[BEGIN MATERIAL PROVIDED]

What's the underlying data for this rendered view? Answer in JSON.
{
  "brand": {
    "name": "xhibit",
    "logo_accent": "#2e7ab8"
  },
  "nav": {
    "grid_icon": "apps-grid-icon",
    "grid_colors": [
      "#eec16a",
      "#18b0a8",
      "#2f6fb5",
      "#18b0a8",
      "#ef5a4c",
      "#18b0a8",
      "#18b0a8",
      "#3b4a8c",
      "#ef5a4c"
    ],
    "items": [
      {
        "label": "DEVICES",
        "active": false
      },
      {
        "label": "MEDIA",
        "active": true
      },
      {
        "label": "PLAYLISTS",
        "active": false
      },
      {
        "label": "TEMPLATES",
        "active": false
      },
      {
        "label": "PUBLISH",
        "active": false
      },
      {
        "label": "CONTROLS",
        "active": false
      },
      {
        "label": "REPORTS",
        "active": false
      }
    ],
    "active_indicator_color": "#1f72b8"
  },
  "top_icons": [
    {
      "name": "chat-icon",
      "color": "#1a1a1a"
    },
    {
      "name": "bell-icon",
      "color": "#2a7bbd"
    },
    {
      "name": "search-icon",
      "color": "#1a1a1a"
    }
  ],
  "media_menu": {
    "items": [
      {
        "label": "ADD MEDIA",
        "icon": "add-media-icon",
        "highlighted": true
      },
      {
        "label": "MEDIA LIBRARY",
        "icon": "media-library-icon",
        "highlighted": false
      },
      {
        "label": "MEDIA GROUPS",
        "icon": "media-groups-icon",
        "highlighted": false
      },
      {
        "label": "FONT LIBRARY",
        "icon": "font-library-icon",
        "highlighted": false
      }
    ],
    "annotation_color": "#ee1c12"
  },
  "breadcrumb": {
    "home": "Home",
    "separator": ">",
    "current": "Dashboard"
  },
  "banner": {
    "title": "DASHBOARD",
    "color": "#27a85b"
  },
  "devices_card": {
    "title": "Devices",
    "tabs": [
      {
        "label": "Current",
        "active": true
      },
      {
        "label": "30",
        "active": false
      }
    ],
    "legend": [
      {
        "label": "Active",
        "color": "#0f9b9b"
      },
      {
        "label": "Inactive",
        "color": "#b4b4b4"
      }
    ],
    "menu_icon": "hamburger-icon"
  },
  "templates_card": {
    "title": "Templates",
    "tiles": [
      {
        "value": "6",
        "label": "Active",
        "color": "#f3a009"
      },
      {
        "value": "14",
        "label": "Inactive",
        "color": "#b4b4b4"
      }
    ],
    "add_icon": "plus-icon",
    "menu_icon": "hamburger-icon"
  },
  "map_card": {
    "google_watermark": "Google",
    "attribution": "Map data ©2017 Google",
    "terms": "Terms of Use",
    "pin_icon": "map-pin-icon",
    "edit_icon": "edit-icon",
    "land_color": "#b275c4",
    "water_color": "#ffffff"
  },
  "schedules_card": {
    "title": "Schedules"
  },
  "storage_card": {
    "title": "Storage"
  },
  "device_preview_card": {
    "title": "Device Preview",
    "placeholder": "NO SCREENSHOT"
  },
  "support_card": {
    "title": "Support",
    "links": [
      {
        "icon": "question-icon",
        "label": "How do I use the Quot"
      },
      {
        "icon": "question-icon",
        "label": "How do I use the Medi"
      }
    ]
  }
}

[END MATERIAL PROVIDED]
[BEGIN MATERIAL PROVIDED]

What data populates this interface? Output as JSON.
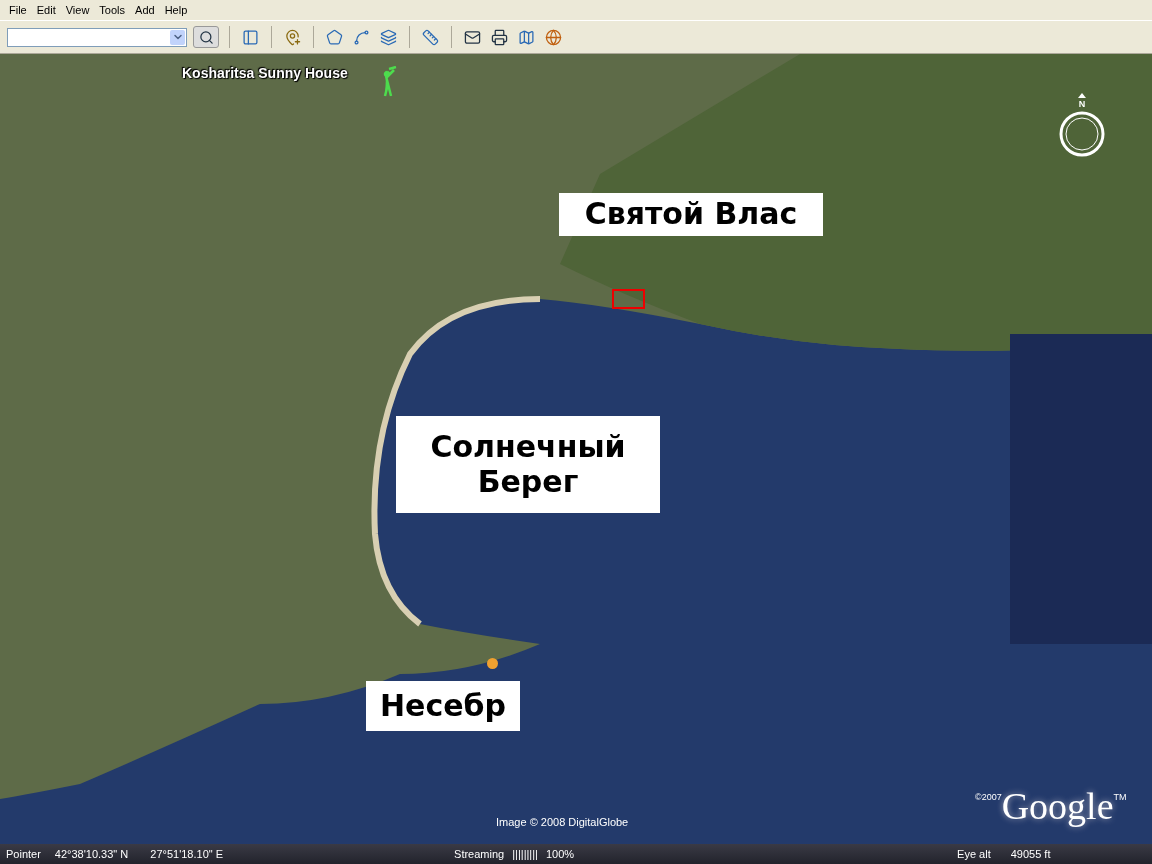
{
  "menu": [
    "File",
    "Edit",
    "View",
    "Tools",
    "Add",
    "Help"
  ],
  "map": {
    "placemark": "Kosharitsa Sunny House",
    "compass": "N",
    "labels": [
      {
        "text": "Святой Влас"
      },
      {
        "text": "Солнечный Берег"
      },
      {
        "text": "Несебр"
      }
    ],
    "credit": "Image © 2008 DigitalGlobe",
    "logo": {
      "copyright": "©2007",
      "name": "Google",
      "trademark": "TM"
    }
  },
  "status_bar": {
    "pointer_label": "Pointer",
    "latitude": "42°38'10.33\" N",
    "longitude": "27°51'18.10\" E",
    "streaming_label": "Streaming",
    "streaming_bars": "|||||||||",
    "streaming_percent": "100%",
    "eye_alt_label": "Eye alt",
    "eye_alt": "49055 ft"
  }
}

[END MATERIAL PROVIDED]

PROBLEM REQUIREMENTS: Reply with the number of lines in the data that include the string "JSON" and nothing else.

EXERCISE ANSWER: 2